Copy out every line in the entries below that includes "color".

## START Information shown

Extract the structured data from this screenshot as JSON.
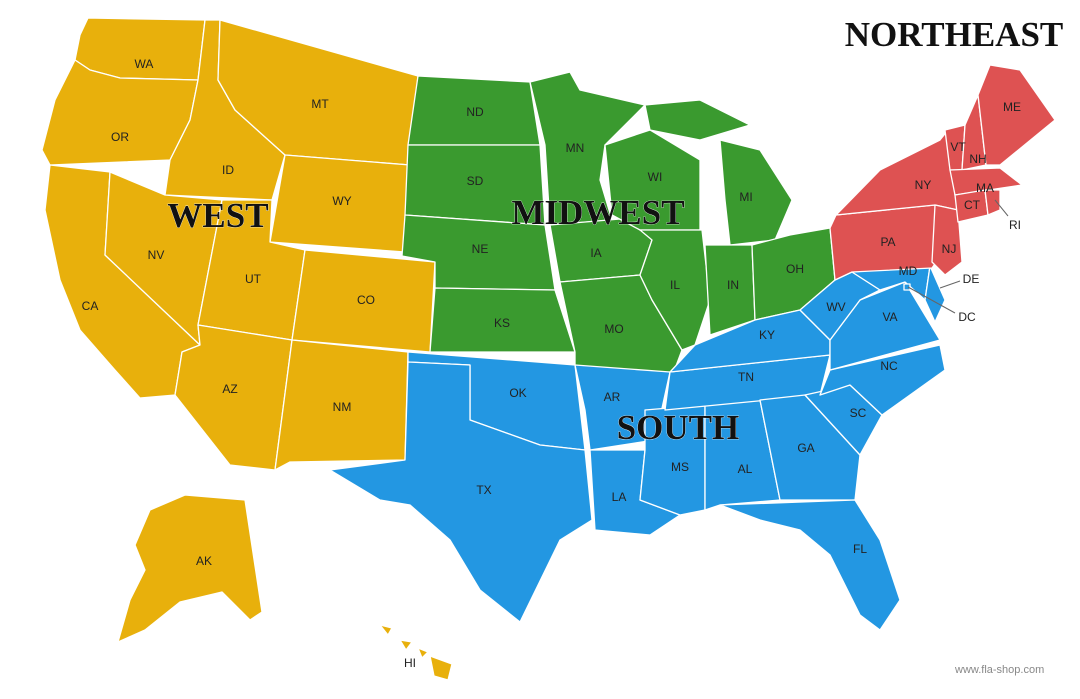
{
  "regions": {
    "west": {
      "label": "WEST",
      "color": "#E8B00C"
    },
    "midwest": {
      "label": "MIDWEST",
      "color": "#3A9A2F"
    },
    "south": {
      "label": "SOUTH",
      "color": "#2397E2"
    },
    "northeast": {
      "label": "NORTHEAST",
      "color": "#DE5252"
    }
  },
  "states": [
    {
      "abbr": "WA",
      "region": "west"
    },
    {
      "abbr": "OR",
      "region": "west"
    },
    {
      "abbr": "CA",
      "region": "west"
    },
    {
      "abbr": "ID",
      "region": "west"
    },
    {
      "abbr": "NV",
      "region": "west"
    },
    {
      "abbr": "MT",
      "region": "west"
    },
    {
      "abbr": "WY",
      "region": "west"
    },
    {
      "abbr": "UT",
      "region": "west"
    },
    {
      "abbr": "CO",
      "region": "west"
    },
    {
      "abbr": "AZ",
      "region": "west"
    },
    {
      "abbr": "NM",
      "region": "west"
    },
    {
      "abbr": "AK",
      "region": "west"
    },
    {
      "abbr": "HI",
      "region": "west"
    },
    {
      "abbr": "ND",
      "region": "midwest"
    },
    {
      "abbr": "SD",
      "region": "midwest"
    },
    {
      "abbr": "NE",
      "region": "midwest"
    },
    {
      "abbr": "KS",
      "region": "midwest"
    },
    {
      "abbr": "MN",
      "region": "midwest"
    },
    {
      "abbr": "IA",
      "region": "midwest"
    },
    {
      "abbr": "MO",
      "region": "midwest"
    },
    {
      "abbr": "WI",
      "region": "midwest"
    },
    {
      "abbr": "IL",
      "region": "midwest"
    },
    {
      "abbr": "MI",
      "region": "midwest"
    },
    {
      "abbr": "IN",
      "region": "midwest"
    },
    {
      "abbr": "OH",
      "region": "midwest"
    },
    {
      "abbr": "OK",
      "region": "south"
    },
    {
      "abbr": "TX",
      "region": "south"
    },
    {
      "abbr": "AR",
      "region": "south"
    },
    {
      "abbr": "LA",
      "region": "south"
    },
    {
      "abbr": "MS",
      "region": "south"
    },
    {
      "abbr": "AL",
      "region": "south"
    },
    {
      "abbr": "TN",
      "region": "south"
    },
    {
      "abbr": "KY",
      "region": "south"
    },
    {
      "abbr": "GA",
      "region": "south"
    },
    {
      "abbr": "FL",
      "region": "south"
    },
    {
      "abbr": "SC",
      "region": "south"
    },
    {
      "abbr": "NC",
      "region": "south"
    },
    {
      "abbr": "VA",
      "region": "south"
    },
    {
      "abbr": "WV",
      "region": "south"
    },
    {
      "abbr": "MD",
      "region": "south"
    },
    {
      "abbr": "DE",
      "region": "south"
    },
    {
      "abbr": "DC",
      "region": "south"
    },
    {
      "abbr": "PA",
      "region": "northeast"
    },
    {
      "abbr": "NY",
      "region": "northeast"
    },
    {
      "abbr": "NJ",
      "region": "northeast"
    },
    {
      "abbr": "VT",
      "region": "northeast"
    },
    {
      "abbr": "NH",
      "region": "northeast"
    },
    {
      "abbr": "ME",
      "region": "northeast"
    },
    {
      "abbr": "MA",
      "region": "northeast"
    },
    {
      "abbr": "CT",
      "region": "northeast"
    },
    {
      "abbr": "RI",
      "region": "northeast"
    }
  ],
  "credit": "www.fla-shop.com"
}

## END Information shown
## START Information shown

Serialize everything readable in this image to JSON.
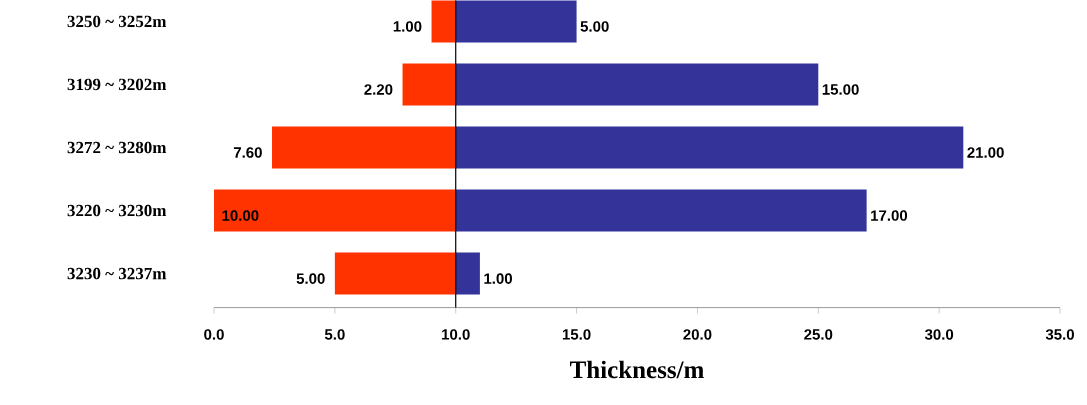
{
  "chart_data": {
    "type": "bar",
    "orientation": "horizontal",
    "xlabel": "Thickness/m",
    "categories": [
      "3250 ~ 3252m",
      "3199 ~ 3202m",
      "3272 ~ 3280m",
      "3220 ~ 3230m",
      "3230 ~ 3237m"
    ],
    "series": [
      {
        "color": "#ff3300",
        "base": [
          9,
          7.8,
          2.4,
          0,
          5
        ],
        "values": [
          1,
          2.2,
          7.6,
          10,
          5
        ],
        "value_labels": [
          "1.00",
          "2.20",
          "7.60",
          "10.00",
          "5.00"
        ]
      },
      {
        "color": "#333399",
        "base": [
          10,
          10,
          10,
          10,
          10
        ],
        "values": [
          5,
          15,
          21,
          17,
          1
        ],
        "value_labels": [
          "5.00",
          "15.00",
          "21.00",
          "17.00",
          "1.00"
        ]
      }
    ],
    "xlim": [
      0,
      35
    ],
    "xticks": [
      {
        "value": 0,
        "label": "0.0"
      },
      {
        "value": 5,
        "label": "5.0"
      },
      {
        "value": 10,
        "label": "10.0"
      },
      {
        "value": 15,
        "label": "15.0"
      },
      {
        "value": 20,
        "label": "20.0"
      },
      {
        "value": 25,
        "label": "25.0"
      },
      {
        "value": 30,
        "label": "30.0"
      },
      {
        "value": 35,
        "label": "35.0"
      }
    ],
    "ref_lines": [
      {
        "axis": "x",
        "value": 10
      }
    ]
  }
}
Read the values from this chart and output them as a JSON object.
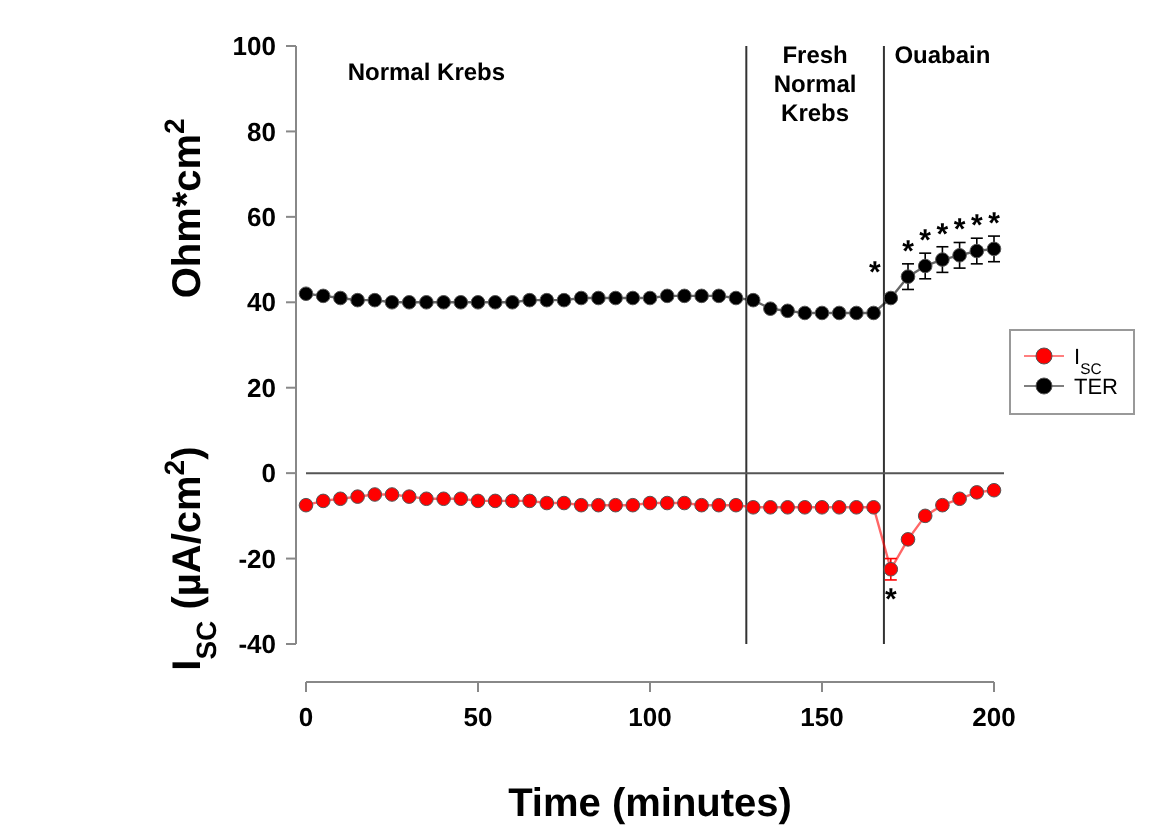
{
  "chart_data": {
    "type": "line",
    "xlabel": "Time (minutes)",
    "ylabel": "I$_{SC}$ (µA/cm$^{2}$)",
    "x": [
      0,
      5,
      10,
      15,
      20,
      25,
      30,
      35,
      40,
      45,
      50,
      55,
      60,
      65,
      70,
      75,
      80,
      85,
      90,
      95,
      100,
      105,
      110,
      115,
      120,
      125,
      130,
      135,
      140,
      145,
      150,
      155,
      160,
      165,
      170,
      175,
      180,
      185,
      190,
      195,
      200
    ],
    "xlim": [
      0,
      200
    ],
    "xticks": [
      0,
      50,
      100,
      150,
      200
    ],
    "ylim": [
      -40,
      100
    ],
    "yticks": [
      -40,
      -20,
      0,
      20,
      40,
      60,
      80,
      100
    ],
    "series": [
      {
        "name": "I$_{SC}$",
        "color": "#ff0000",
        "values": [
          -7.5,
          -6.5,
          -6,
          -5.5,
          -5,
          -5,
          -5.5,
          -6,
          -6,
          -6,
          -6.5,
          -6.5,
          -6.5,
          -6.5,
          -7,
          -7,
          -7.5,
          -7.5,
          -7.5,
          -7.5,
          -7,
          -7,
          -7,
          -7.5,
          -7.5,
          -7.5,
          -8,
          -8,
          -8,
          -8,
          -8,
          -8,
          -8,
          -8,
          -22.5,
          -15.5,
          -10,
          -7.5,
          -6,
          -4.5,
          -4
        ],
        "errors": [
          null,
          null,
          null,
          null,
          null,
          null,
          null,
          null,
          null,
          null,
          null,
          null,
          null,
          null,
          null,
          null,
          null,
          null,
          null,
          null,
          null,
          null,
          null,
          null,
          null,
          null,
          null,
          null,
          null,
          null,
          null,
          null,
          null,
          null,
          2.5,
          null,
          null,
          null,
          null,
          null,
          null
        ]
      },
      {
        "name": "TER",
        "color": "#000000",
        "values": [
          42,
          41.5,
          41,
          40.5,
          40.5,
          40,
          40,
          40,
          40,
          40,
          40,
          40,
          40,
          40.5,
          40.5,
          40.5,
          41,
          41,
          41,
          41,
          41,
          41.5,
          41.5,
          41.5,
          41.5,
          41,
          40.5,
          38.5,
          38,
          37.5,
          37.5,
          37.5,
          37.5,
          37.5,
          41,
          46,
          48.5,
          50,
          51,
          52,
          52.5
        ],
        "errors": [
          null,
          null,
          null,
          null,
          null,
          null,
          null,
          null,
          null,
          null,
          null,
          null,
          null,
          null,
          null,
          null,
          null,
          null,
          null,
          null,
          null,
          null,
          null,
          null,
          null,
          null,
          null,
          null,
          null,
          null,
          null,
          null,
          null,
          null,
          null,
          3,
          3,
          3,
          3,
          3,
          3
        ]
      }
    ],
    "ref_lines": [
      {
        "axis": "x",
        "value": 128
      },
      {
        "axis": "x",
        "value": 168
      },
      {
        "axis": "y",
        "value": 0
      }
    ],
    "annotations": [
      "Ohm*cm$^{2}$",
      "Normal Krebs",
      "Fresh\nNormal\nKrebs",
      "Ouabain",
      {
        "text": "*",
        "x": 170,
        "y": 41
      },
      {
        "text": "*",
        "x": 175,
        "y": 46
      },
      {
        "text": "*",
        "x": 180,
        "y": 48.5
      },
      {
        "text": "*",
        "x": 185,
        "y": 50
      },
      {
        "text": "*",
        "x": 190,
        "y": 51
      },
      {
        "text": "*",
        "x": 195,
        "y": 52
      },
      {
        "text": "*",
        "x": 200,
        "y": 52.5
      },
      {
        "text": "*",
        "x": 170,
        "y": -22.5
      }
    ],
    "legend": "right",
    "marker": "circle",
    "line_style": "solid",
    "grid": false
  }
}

## END Information shown

§ Response to this exercise
      "color": "#E8B00C"
      "color": "#3A9A2F"
      "color": "#2397E2"
      "color": "#DE5252"
        "color": "#ff3300",
        "color": "#333399",
        "color": "#ff0000",
        "color": "#000000",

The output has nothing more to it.